Collected data:
□ □ □ □ □

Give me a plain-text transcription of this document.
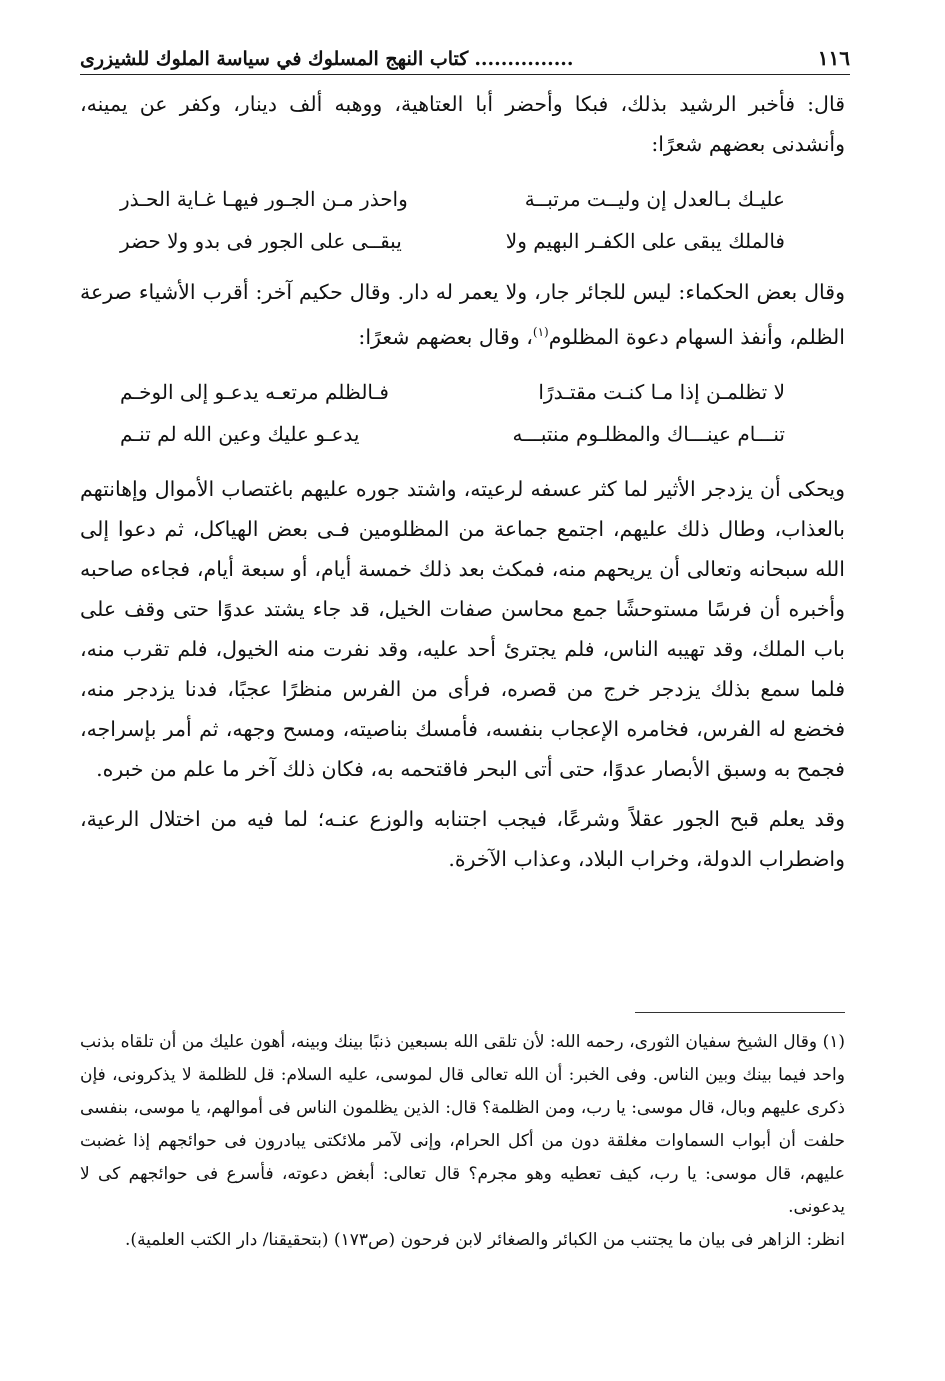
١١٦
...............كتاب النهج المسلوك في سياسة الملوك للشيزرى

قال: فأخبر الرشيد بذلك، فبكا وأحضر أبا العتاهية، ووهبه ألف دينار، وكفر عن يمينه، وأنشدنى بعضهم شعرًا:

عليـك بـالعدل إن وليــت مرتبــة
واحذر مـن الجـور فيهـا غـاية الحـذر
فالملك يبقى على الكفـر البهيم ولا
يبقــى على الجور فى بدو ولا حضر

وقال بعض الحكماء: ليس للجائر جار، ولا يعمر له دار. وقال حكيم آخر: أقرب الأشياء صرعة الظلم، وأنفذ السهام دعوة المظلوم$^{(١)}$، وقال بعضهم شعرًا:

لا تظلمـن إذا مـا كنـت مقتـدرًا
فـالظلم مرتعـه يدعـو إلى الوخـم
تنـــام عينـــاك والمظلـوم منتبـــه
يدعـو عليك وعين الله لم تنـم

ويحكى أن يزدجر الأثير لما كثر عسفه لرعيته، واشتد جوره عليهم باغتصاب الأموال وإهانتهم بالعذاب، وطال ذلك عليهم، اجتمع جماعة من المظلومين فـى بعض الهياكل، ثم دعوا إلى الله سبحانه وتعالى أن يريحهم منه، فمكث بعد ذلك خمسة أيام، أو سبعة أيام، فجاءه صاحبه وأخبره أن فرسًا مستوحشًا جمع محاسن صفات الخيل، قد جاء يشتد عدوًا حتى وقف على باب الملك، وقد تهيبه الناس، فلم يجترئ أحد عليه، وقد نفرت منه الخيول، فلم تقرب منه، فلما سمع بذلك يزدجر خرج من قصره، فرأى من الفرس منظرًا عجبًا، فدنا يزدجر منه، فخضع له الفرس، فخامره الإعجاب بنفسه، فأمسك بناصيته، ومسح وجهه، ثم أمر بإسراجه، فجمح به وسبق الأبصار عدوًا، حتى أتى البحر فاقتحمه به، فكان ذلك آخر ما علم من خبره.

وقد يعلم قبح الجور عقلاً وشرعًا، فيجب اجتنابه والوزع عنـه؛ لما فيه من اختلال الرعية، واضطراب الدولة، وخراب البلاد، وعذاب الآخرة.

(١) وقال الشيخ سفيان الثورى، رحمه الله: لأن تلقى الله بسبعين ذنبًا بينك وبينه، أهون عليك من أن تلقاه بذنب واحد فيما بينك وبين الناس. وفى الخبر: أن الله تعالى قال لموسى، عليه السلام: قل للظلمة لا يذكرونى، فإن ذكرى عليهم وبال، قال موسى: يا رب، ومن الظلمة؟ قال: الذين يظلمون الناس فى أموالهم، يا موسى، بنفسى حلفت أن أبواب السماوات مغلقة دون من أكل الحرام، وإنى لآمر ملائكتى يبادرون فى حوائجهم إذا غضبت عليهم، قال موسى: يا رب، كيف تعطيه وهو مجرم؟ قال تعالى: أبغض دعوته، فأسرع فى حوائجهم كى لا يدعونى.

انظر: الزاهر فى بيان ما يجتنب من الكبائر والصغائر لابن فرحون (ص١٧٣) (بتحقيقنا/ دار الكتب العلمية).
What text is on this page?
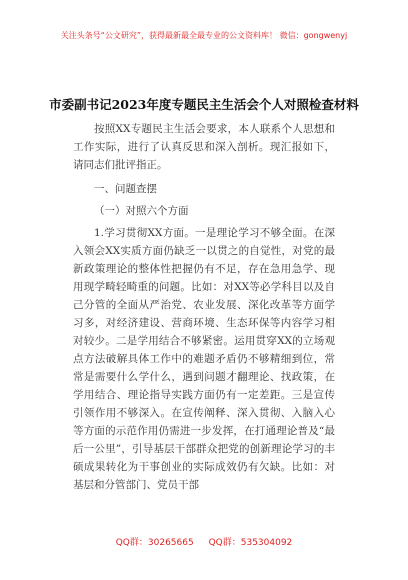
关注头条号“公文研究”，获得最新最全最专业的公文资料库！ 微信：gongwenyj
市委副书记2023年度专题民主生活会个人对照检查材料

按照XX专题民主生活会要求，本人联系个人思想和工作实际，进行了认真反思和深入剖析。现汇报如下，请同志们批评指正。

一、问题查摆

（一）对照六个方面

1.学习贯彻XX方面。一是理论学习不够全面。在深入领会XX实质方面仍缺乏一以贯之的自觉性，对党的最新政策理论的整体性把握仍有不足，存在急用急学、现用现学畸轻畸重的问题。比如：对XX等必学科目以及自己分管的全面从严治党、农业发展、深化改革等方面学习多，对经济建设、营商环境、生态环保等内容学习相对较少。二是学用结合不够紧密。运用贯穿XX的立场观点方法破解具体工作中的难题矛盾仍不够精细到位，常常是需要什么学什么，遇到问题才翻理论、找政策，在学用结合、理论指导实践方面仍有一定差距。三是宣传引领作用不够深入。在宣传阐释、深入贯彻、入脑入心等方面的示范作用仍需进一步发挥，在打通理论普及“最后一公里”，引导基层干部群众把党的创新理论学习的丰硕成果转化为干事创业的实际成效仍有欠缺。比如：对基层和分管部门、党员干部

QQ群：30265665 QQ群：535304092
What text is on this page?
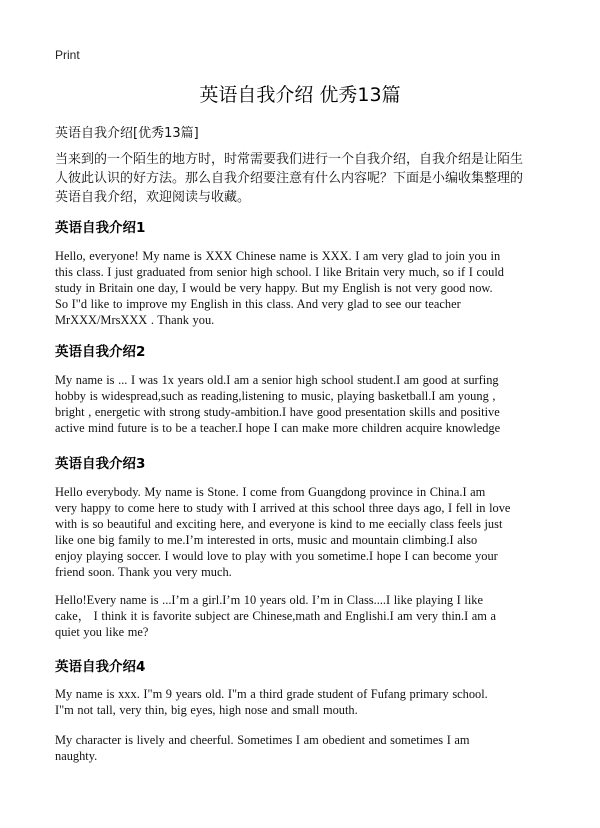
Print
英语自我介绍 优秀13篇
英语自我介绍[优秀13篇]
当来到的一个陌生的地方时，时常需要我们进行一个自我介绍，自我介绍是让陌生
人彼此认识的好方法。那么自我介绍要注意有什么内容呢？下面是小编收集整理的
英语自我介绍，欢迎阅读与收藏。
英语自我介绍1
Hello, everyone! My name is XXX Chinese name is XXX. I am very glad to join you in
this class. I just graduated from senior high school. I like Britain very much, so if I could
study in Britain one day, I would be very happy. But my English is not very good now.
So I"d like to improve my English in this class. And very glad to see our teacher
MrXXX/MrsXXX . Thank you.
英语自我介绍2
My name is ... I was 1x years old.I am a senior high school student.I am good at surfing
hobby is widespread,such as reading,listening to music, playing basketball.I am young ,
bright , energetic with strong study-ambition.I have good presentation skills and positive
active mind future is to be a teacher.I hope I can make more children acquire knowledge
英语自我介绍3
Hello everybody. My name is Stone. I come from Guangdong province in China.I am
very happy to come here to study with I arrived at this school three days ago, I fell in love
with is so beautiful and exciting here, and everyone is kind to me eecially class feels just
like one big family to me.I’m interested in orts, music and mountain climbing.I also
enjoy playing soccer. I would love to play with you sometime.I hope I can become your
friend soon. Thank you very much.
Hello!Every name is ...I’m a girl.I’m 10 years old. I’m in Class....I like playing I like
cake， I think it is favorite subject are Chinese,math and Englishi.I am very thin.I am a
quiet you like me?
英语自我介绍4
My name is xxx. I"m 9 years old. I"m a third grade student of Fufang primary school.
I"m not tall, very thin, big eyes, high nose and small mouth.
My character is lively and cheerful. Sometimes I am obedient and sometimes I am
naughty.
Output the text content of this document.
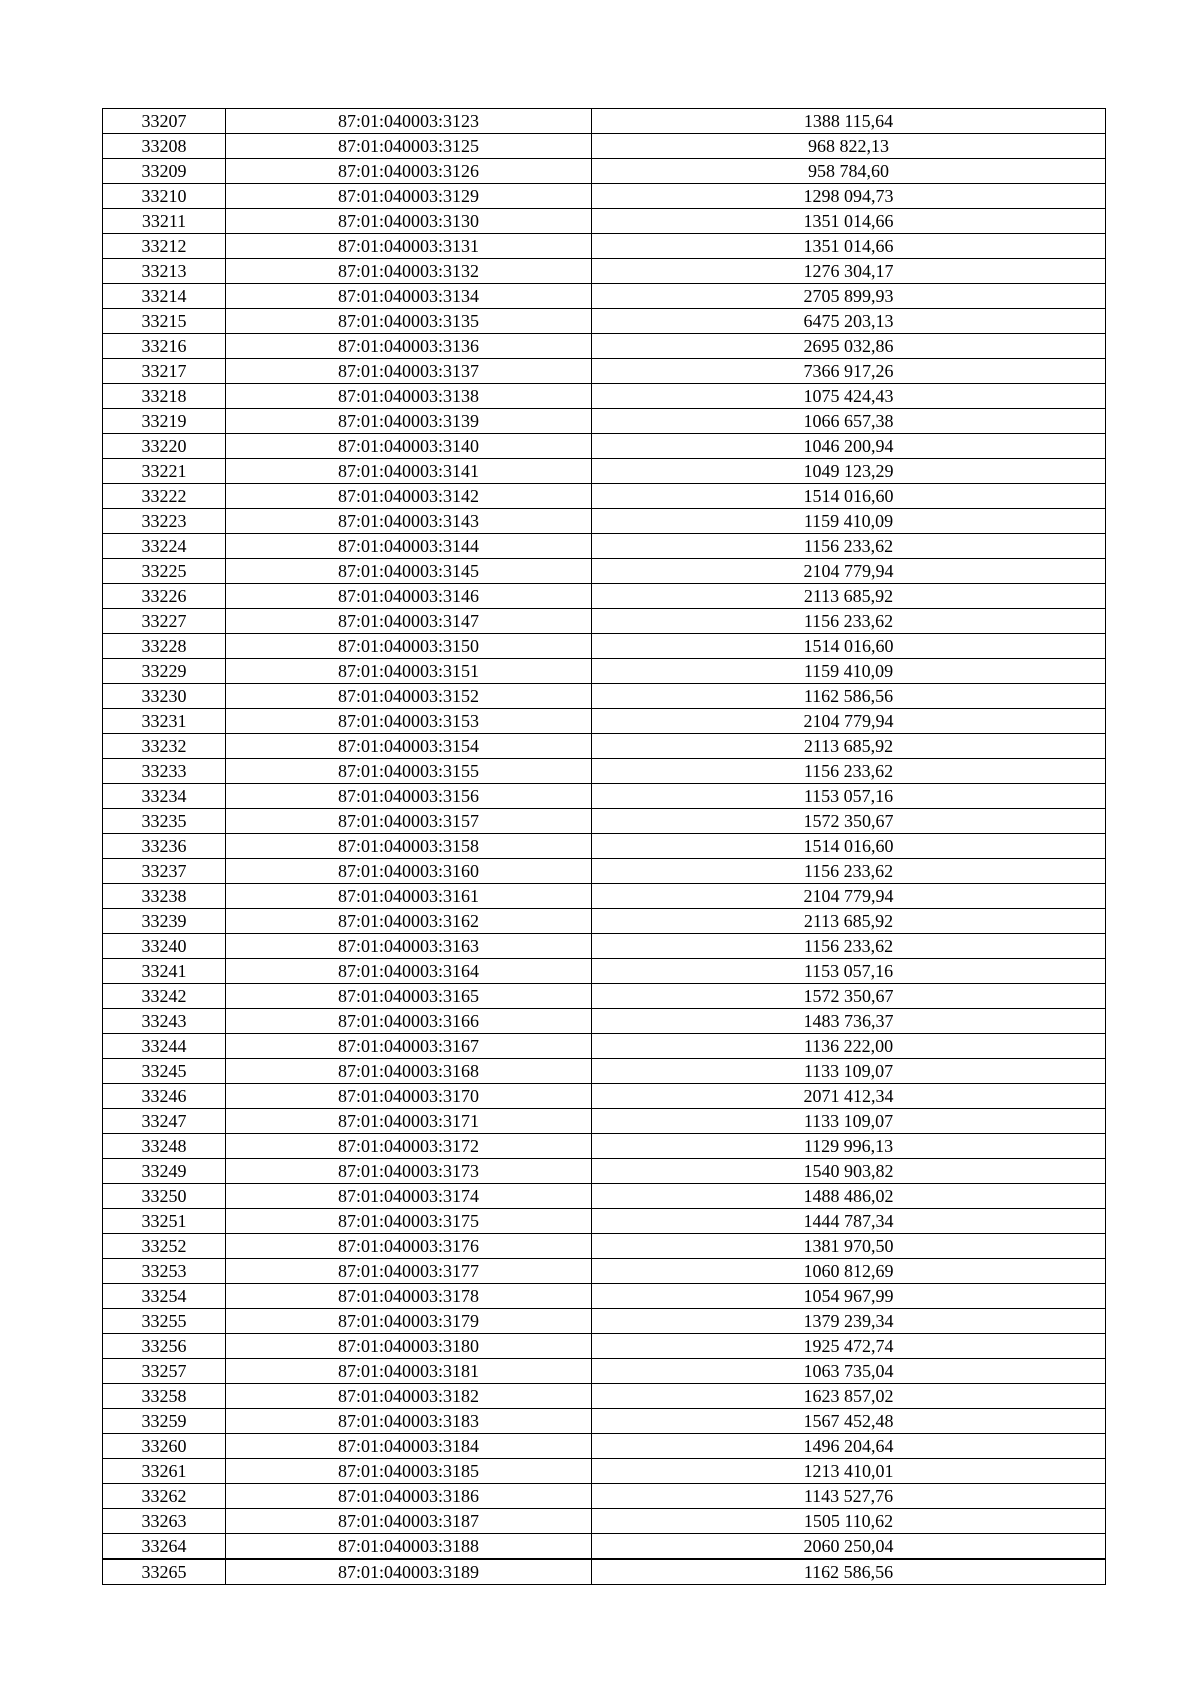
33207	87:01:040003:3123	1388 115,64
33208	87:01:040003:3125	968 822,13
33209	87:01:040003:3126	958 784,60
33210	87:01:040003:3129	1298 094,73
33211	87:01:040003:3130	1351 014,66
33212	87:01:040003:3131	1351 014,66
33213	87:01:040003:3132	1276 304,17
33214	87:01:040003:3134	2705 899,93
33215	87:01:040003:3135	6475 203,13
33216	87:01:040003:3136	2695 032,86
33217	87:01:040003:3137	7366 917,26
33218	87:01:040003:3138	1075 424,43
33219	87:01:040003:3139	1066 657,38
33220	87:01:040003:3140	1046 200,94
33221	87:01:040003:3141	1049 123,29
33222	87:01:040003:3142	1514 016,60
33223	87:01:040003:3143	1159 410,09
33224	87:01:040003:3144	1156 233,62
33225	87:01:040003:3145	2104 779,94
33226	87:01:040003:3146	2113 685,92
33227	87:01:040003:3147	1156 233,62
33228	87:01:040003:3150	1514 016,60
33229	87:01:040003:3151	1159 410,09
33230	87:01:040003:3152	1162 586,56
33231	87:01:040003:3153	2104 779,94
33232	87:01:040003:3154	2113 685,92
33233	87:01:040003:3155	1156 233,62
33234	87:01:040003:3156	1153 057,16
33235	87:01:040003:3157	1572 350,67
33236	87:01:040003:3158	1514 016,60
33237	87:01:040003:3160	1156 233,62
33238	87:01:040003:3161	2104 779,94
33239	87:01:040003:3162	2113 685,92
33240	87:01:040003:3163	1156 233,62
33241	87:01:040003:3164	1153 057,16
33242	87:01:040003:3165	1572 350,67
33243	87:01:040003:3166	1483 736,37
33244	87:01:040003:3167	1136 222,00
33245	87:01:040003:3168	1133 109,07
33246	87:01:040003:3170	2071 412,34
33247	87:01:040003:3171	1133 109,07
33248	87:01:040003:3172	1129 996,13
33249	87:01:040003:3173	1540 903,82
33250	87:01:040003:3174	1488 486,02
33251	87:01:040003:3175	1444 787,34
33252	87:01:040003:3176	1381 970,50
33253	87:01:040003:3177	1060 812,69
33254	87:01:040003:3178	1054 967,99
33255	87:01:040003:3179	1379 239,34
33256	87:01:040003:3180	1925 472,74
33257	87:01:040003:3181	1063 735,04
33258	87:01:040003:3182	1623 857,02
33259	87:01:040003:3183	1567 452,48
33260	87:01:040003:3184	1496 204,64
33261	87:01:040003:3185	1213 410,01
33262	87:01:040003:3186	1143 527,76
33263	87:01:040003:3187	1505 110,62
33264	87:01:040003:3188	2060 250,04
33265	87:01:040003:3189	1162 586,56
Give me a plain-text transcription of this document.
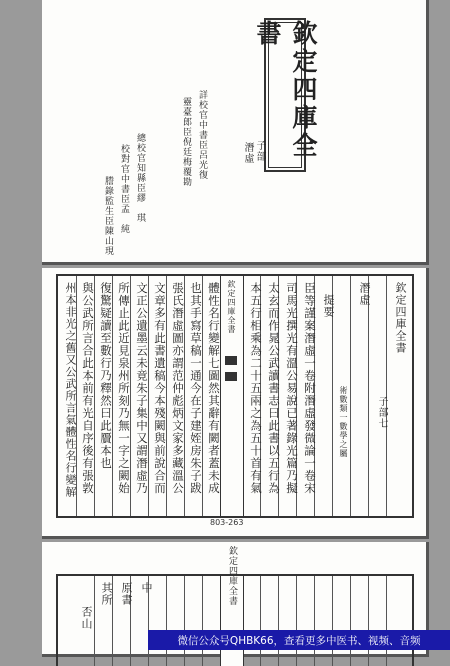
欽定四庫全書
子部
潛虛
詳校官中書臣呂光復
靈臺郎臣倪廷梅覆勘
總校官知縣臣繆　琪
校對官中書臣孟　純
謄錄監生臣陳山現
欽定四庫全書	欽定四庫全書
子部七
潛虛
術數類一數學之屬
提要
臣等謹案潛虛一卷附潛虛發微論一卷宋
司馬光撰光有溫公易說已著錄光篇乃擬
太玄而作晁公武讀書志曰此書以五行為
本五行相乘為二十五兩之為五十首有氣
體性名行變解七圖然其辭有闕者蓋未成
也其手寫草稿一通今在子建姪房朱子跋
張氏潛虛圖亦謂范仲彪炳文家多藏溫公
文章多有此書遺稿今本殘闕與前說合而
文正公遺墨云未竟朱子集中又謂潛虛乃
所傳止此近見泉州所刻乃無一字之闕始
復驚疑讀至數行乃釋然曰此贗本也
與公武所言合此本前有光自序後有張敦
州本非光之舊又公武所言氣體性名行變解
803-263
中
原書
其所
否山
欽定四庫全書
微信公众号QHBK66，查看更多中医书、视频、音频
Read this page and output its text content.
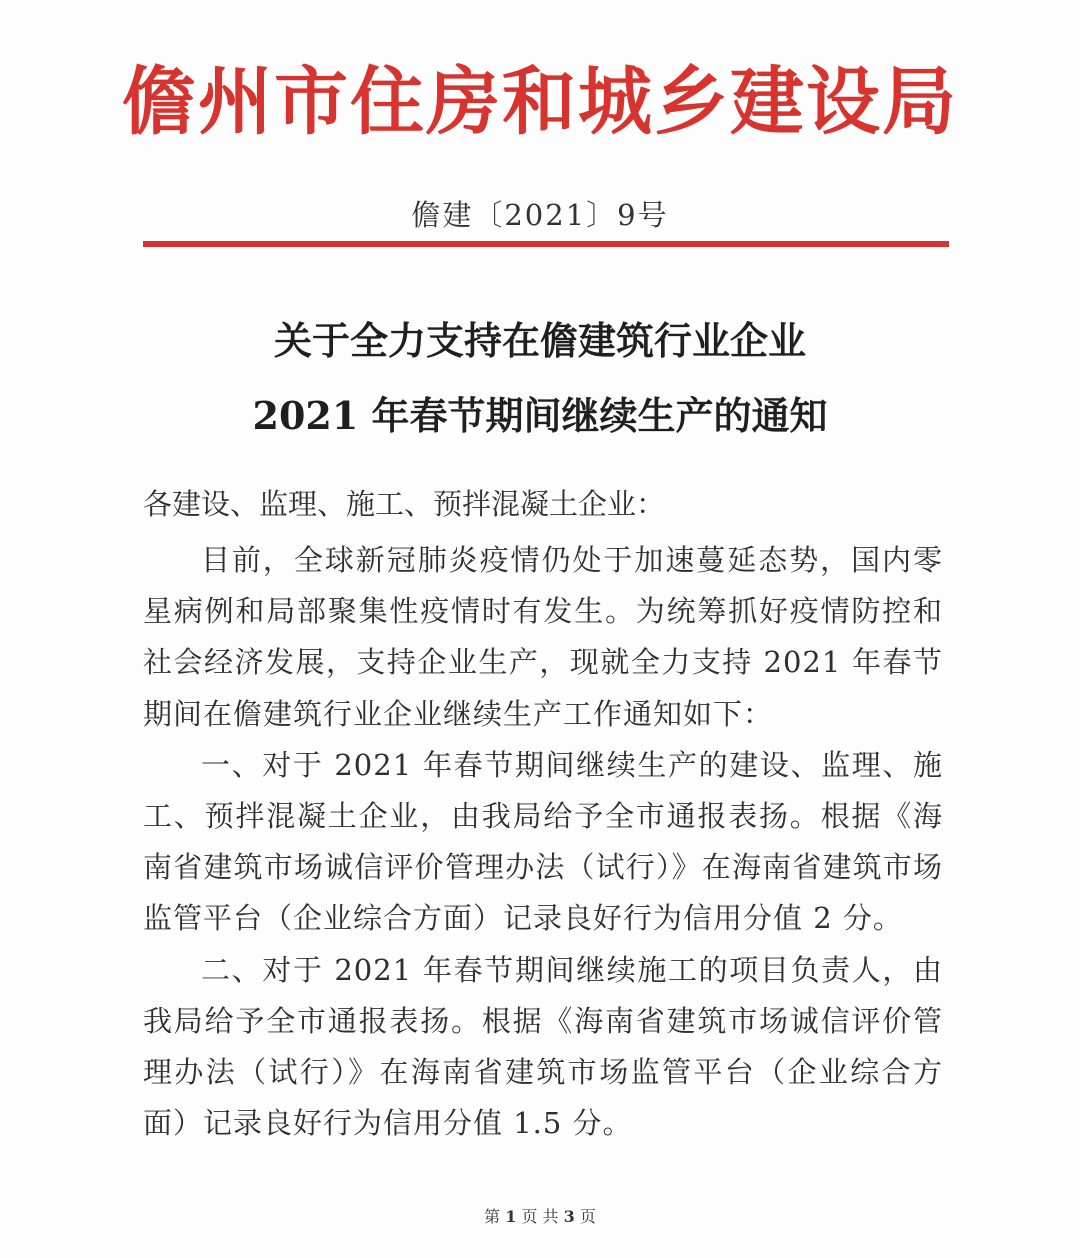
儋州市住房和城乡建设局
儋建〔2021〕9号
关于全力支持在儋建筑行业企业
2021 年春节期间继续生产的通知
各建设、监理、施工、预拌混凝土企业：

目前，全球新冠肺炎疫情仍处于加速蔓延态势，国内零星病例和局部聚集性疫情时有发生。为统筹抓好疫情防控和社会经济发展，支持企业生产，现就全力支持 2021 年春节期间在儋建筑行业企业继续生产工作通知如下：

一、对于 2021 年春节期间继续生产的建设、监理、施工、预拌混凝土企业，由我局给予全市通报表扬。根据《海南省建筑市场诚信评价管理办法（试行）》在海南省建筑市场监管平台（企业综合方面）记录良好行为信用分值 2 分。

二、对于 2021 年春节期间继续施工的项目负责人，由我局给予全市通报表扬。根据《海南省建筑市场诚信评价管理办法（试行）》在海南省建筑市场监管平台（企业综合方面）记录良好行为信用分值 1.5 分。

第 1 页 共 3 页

□ □ □ □ □

Collect every line from the records above that contains the word "name".

:: Task output ::
Hello, everyone! My name is XXX Chinese name is XXX. I am very glad to join you in
My name is ... I was 1x years old.I am a senior high school student.I am good at surfing
Hello everybody. My name is Stone. I come from Guangdong province in China.I am
Hello!Every name is ...I’m a girl.I’m 10 years old. I’m in Class....I like playing I like
My name is xxx. I"m 9 years old. I"m a third grade student of Fufang primary school.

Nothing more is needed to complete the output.